Lines containing the word "structure" need to be counted. Please reply with how many there are, and nothing else.

# [Extracted records]
'''

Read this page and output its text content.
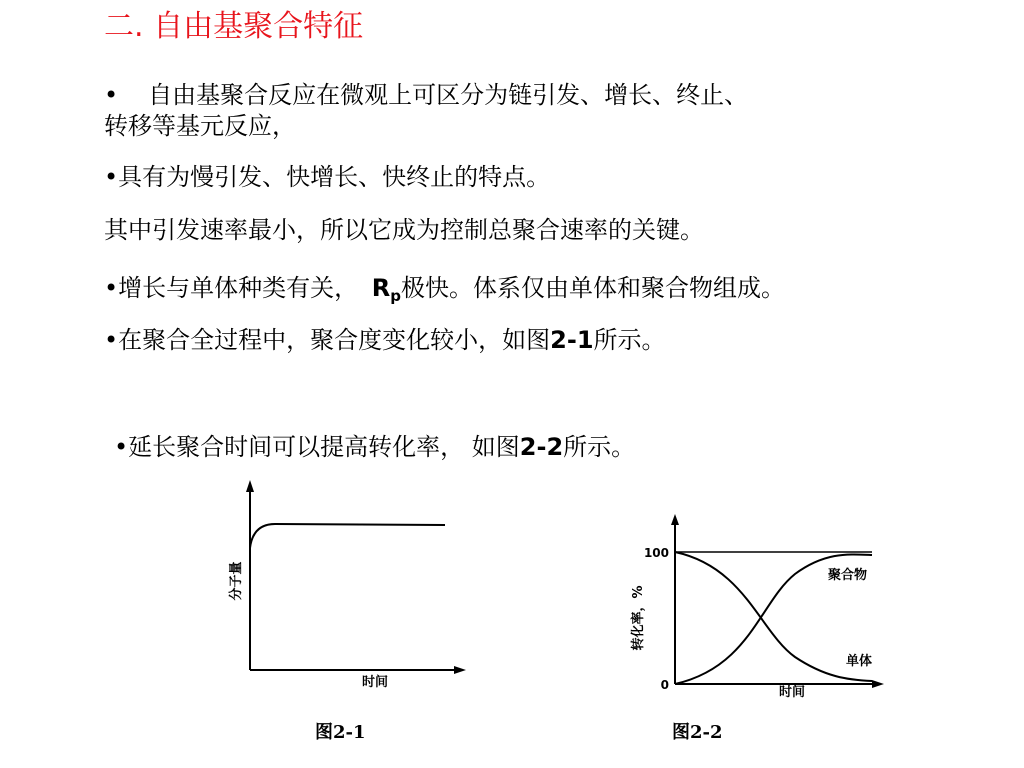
二. 自由基聚合特征
• 自由基聚合反应在微观上可区分为链引发、增长、终止、
转移等基元反应，
•具有为慢引发、快增长、快终止的特点。
其中引发速率最小，所以它成为控制总聚合速率的关键。
•增长与单体种类有关， $R_p$极快。体系仅由单体和聚合物组成。
•在聚合全过程中，聚合度变化较小，如图2-1所示。
•延长聚合时间可以提高转化率， 如图2-2所示。
分子量
时间
100
0
转化率，%
聚合物
单体
时间
图2-1	图2-2
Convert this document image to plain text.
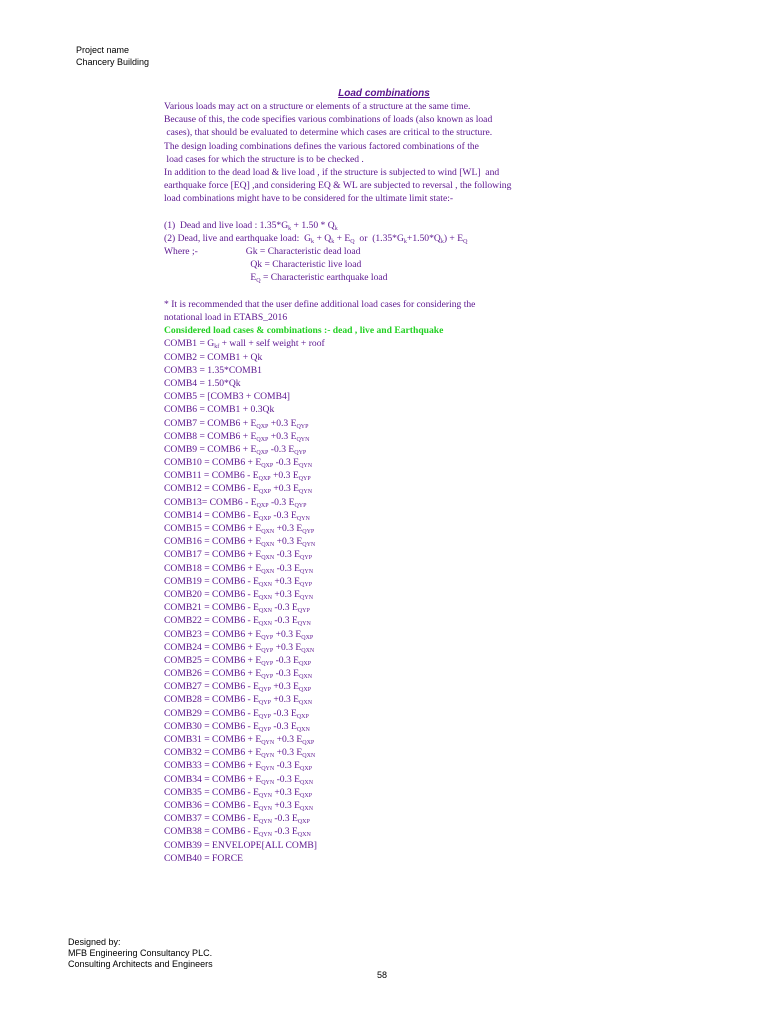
Project name
Chancery Building
Load combinations
Various loads may act on a structure or elements of a structure at the same time.
Because of this, the code specifies various combinations of loads (also known as load
cases), that should be evaluated to determine which cases are critical to the structure.
The design loading combinations defines the various factored combinations of the
load cases for which the structure is to be checked .
In addition to the dead load & live load , if the structure is subjected to wind [WL]  and
earthquake force [EQ] ,and considering EQ & WL are subjected to reversal , the following
load combinations might have to be considered for the ultimate limit state:-
(1)  Dead and live load : $1.35*G_k + 1.50 * Q_k$
(2) Dead, live and earthquake load:  $G_k + Q_k + E_Q$  or  $(1.35*G_k+1.50*Q_k) + E_Q$
Where ;-                    Gk = Characteristic dead load
Qk = Characteristic live load
$E_Q$ = Characteristic earthquake load
* It is recommended that the user define additional load cases for considering the
notational load in ETABS_2016
Considered load cases & combinations :- dead , live and Earthquake
COMB1 = $G_{kf}$ + wall + self weight + roof
COMB2 = COMB1 + Qk
COMB3 = 1.35*COMB1
COMB4 = 1.50*Qk
COMB5 = [COMB3 + COMB4]
COMB6 = COMB1 + 0.3Qk
COMB7 = COMB6 + $E_{QXP} +0.3$ $E_{QYP}$
COMB8 = COMB6 + $E_{QXP} +0.3$ $E_{QYN}$
COMB9 = COMB6 + $E_{QXP}$ -0.3 $E_{QYP}$
COMB10 = COMB6 + $E_{QXP}$ -0.3 $E_{QYN}$
COMB11 = COMB6 - $E_{QXP} +0.3$ $E_{QYP}$
COMB12 = COMB6 - $E_{QXP} +0.3$ $E_{QYN}$
COMB13= COMB6 - $E_{QXP}$ -0.3 $E_{QYP}$
COMB14 = COMB6 - $E_{QXP}$ -0.3 $E_{QYN}$
COMB15 = COMB6 + $E_{QXN} +0.3$ $E_{QYP}$
COMB16 = COMB6 + $E_{QXN} +0.3$ $E_{QYN}$
COMB17 = COMB6 + $E_{QXN}$ -0.3 $E_{QYP}$
COMB18 = COMB6 + $E_{QXN}$ -0.3 $E_{QYN}$
COMB19 = COMB6 - $E_{QXN} +0.3$ $E_{QYP}$
COMB20 = COMB6 - $E_{QXN} +0.3$ $E_{QYN}$
COMB21 = COMB6 - $E_{QXN}$ -0.3 $E_{QYP}$
COMB22 = COMB6 - $E_{QXN}$ -0.3 $E_{QYN}$
COMB23 = COMB6 + $E_{QYP} +0.3$ $E_{QXP}$
COMB24 = COMB6 + $E_{QYP} +0.3$ $E_{QXN}$
COMB25 = COMB6 + $E_{QYP}$ -0.3 $E_{QXP}$
COMB26 = COMB6 + $E_{QYP}$ -0.3 $E_{QXN}$
COMB27 = COMB6 - $E_{QYP} +0.3$ $E_{QXP}$
COMB28 = COMB6 - $E_{QYP} +0.3$ $E_{QXN}$
COMB29 = COMB6 - $E_{QYP}$ -0.3 $E_{QXP}$
COMB30 = COMB6 - $E_{QYP}$ -0.3 $E_{QXN}$
COMB31 = COMB6 + $E_{QYN} +0.3$ $E_{QXP}$
COMB32 = COMB6 + $E_{QYN} +0.3$ $E_{QXN}$
COMB33 = COMB6 + $E_{QYN}$ -0.3 $E_{QXP}$
COMB34 = COMB6 + $E_{QYN}$ -0.3 $E_{QXN}$
COMB35 = COMB6 - $E_{QYN} +0.3$ $E_{QXP}$
COMB36 = COMB6 - $E_{QYN} +0.3$ $E_{QXN}$
COMB37 = COMB6 - $E_{QYN}$ -0.3 $E_{QXP}$
COMB38 = COMB6 - $E_{QYN}$ -0.3 $E_{QXN}$
COMB39 = ENVELOPE[ALL COMB]
COMB40 = FORCE
Designed by:
MFB Engineering Consultancy PLC.
Consulting Architects and Engineers
58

'''

# [RESPONSE TO THE EXERCISE]
4